WORK REQUIRED: Repeat every line of the data exactly, but not the pictures.

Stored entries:

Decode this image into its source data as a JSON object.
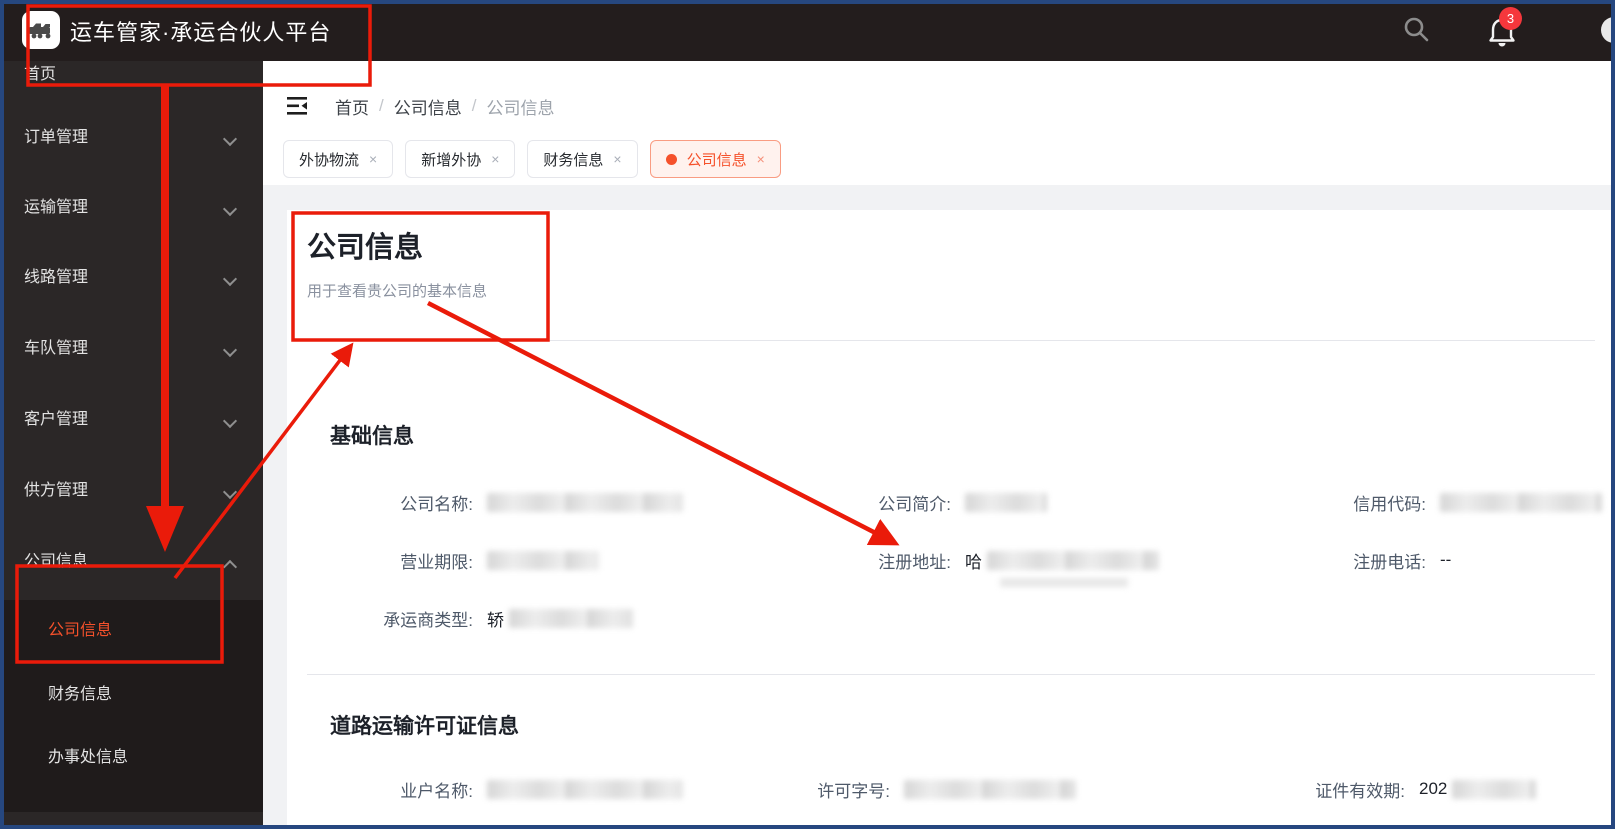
{
  "colors": {
    "accent": "#F5512B",
    "annotation_red": "#EA1B0A",
    "badge_red": "#F5373C",
    "frame_border": "#26477F"
  },
  "header": {
    "app_title": "运车管家·承运合伙人平台",
    "notification_count": "3"
  },
  "sidebar": {
    "items": [
      {
        "label": "首页"
      },
      {
        "label": "订单管理",
        "chevron": "down"
      },
      {
        "label": "运输管理",
        "chevron": "down"
      },
      {
        "label": "线路管理",
        "chevron": "down"
      },
      {
        "label": "车队管理",
        "chevron": "down"
      },
      {
        "label": "客户管理",
        "chevron": "down"
      },
      {
        "label": "供方管理",
        "chevron": "down"
      },
      {
        "label": "公司信息",
        "chevron": "up"
      }
    ],
    "submenu": [
      {
        "label": "公司信息",
        "active": true
      },
      {
        "label": "财务信息",
        "active": false
      },
      {
        "label": "办事处信息",
        "active": false
      }
    ]
  },
  "breadcrumb": {
    "separator": "/",
    "items": [
      "首页",
      "公司信息",
      "公司信息"
    ]
  },
  "tabs": [
    {
      "label": "外协物流",
      "close": "×",
      "active": false
    },
    {
      "label": "新增外协",
      "close": "×",
      "active": false
    },
    {
      "label": "财务信息",
      "close": "×",
      "active": false
    },
    {
      "label": "公司信息",
      "close": "×",
      "active": true
    }
  ],
  "page": {
    "title": "公司信息",
    "subtitle": "用于查看贵公司的基本信息"
  },
  "basic_info": {
    "title": "基础信息",
    "company_name_label": "公司名称:",
    "company_intro_label": "公司简介:",
    "credit_code_label": "信用代码:",
    "business_term_label": "营业期限:",
    "registered_address_label": "注册地址:",
    "registered_address_value_prefix": "哈",
    "registered_phone_label": "注册电话:",
    "registered_phone_value": "--",
    "carrier_type_label": "承运商类型:",
    "carrier_type_value_prefix": "轿"
  },
  "license_info": {
    "title": "道路运输许可证信息",
    "operator_name_label": "业户名称:",
    "license_no_label": "许可字号:",
    "validity_label": "证件有效期:",
    "validity_value_prefix": "202"
  }
}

RESULT BELOW:
Decode this image into its source data as a JSON object.
{
  "colors": {
    "accent": "#F5512B",
    "annotation_red": "#EA1B0A",
    "badge_red": "#F5373C",
    "frame_border": "#26477F"
  },
  "header": {
    "app_title": "运车管家·承运合伙人平台",
    "notification_count": "3"
  },
  "sidebar": {
    "items": [
      {
        "label": "首页"
      },
      {
        "label": "订单管理",
        "chevron": "down"
      },
      {
        "label": "运输管理",
        "chevron": "down"
      },
      {
        "label": "线路管理",
        "chevron": "down"
      },
      {
        "label": "车队管理",
        "chevron": "down"
      },
      {
        "label": "客户管理",
        "chevron": "down"
      },
      {
        "label": "供方管理",
        "chevron": "down"
      },
      {
        "label": "公司信息",
        "chevron": "up"
      }
    ],
    "submenu": [
      {
        "label": "公司信息",
        "active": true
      },
      {
        "label": "财务信息",
        "active": false
      },
      {
        "label": "办事处信息",
        "active": false
      }
    ]
  },
  "breadcrumb": {
    "separator": "/",
    "items": [
      "首页",
      "公司信息",
      "公司信息"
    ]
  },
  "tabs": [
    {
      "label": "外协物流",
      "close": "×",
      "active": false
    },
    {
      "label": "新增外协",
      "close": "×",
      "active": false
    },
    {
      "label": "财务信息",
      "close": "×",
      "active": false
    },
    {
      "label": "公司信息",
      "close": "×",
      "active": true
    }
  ],
  "page": {
    "title": "公司信息",
    "subtitle": "用于查看贵公司的基本信息"
  },
  "basic_info": {
    "title": "基础信息",
    "company_name_label": "公司名称:",
    "company_intro_label": "公司简介:",
    "credit_code_label": "信用代码:",
    "business_term_label": "营业期限:",
    "registered_address_label": "注册地址:",
    "registered_address_value_prefix": "哈",
    "registered_phone_label": "注册电话:",
    "registered_phone_value": "--",
    "carrier_type_label": "承运商类型:",
    "carrier_type_value_prefix": "轿"
  },
  "license_info": {
    "title": "道路运输许可证信息",
    "operator_name_label": "业户名称:",
    "license_no_label": "许可字号:",
    "validity_label": "证件有效期:",
    "validity_value_prefix": "202"
  }
}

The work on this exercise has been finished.